▶ _SOURCE MATERIAL_
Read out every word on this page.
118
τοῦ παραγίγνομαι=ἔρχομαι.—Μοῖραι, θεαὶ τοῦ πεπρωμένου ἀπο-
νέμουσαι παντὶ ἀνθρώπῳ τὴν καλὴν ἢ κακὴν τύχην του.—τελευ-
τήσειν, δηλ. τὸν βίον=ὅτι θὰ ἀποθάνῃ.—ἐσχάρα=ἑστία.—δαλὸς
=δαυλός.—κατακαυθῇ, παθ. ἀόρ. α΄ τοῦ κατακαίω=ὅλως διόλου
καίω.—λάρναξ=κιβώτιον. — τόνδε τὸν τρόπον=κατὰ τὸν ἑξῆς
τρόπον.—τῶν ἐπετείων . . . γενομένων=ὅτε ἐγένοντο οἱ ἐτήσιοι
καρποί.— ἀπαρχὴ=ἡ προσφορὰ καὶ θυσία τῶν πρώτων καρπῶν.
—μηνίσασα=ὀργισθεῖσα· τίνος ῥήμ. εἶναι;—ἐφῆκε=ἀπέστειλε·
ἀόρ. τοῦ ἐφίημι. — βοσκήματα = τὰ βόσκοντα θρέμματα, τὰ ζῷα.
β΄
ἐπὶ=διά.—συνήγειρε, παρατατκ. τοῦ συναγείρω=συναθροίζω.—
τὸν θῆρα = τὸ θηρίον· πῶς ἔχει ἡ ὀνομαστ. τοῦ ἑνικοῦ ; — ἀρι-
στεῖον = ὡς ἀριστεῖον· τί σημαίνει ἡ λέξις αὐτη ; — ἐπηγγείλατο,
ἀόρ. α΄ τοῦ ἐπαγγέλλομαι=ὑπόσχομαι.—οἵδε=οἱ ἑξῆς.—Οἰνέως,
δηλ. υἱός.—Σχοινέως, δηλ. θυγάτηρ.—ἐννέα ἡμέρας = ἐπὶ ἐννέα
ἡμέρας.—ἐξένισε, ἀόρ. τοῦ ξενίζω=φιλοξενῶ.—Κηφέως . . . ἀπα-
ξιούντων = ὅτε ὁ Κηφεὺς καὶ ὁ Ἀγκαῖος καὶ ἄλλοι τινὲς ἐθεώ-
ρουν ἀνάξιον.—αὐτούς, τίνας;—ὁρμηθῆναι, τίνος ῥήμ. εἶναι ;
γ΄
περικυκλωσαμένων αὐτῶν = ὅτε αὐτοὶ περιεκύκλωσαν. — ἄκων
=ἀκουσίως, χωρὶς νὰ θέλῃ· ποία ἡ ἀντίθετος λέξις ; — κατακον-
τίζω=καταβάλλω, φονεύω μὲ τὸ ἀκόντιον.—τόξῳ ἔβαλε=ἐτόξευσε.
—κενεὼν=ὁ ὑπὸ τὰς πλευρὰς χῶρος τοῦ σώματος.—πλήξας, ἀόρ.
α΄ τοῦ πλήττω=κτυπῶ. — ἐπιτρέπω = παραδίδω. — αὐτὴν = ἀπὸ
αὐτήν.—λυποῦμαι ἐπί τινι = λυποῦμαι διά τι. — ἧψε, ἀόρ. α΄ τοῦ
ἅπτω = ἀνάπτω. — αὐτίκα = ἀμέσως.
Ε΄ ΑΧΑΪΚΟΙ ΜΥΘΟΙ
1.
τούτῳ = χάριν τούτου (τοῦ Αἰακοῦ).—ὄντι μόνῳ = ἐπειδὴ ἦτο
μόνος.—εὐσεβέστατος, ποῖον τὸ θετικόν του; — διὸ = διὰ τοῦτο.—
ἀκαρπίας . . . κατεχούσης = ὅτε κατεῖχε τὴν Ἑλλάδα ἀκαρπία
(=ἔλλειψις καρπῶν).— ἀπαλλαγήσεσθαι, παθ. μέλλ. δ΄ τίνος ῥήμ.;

* * *

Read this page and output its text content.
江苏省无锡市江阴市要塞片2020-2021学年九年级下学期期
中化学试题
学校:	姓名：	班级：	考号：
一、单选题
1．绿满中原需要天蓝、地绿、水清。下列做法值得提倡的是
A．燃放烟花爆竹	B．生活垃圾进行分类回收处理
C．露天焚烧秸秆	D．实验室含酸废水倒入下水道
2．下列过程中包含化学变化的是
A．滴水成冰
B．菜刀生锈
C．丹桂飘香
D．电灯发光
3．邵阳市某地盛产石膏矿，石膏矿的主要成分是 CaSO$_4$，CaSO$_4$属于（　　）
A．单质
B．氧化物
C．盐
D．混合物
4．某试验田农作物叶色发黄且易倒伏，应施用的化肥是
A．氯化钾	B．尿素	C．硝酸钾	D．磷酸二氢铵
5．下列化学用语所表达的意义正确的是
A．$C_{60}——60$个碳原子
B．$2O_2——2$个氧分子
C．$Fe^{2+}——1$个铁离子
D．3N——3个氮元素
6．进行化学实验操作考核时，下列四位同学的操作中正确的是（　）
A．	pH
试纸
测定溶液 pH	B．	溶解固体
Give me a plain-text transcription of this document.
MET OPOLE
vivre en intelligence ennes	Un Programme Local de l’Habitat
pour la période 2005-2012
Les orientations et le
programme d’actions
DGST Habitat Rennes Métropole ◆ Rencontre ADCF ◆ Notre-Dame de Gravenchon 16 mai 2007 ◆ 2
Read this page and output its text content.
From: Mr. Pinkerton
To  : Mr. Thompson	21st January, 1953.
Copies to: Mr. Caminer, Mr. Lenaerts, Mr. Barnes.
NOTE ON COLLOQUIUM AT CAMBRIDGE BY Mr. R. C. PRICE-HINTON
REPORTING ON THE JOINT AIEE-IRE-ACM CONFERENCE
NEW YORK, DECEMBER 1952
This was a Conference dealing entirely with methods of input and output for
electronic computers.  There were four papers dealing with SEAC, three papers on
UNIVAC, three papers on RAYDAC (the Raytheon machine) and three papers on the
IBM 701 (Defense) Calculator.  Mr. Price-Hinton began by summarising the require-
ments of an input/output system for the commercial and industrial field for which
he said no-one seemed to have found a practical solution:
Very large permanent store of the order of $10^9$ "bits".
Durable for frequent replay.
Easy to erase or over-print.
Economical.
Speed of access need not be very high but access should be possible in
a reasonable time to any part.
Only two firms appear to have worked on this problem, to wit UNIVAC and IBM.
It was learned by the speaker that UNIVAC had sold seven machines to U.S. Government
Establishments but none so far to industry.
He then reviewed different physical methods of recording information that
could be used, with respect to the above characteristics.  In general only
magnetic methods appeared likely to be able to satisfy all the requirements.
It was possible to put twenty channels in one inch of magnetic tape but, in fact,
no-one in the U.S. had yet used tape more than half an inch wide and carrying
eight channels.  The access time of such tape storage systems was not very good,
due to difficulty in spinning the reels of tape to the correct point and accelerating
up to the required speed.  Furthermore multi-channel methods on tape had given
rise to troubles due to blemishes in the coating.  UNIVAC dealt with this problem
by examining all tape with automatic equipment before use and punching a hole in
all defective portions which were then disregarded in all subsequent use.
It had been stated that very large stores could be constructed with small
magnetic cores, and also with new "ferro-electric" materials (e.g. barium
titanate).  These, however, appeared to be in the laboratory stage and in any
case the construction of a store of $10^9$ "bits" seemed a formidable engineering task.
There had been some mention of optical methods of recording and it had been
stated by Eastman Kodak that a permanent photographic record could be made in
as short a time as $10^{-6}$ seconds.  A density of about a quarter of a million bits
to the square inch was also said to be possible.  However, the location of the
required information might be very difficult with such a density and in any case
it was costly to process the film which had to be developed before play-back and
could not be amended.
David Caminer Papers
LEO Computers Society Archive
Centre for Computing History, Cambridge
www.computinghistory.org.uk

▶ _EXERCISE INSTRUCTIONS_
Tell how many lines contain the word "that", using only the number.

▶ _OUTPUT OF THE EXERCISE_
4